§ WORK REQUIRED
Locate each line below that includes "text" and reproduce it.

§ SUPPLIED DATA
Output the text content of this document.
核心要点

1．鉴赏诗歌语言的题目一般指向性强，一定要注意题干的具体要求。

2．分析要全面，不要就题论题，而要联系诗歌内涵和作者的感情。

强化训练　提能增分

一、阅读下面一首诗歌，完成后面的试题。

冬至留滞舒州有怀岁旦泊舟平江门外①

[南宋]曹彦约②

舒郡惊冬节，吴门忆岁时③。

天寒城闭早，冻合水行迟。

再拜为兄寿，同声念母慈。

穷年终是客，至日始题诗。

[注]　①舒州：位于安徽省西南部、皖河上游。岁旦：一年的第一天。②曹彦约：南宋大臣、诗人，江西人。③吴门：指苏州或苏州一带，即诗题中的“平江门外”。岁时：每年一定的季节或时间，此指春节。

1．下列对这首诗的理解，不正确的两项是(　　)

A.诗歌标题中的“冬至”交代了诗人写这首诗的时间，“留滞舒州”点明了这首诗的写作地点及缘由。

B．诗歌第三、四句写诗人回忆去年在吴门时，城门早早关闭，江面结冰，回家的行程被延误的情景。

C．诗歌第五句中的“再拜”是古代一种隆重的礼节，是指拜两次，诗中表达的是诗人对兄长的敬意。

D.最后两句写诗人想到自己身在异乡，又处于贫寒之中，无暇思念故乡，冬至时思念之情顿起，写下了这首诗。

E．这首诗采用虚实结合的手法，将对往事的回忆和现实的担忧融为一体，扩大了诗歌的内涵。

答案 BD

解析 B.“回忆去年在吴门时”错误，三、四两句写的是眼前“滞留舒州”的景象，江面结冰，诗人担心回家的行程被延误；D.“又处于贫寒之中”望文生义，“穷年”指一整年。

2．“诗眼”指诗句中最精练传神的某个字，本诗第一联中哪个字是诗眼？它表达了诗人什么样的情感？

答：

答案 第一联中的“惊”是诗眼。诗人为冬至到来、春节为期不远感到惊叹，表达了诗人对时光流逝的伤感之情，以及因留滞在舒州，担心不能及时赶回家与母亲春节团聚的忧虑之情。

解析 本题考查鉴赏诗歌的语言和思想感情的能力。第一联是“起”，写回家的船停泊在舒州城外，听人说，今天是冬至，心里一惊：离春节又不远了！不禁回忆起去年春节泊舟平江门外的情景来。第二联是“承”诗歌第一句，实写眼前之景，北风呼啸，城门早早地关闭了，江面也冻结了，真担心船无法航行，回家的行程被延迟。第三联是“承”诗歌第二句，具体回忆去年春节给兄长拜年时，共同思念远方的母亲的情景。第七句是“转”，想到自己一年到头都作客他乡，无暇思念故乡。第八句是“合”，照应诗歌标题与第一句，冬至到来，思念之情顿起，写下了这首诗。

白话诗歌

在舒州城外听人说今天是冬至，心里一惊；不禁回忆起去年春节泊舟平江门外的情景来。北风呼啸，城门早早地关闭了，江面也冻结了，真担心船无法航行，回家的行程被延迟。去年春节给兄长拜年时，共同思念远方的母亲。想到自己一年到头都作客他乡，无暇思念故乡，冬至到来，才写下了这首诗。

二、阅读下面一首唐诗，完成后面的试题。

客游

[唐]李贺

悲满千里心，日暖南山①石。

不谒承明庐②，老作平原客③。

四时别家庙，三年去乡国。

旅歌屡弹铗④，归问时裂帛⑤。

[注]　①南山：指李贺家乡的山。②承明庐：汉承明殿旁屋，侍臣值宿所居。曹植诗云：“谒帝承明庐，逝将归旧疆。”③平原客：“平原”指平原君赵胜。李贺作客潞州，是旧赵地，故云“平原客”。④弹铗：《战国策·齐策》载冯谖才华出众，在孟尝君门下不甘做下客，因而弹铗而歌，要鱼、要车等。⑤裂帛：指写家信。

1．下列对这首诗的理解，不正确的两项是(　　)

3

...

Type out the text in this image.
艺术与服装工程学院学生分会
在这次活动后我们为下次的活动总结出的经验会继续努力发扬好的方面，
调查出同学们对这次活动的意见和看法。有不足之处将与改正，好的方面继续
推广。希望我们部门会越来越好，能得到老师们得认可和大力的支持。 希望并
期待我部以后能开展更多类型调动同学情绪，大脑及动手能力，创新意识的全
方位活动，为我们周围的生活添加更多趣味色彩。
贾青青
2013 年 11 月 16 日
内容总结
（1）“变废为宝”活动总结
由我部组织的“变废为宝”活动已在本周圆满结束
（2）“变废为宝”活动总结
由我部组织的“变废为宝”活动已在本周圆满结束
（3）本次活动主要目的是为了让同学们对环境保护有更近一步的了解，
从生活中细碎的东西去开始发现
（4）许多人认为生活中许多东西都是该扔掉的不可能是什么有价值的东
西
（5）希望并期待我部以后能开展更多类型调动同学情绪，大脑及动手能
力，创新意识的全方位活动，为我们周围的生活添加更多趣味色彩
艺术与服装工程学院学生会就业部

§ COMPLETE OUTPUT
Output the text content of this document.
Type out the text in this image.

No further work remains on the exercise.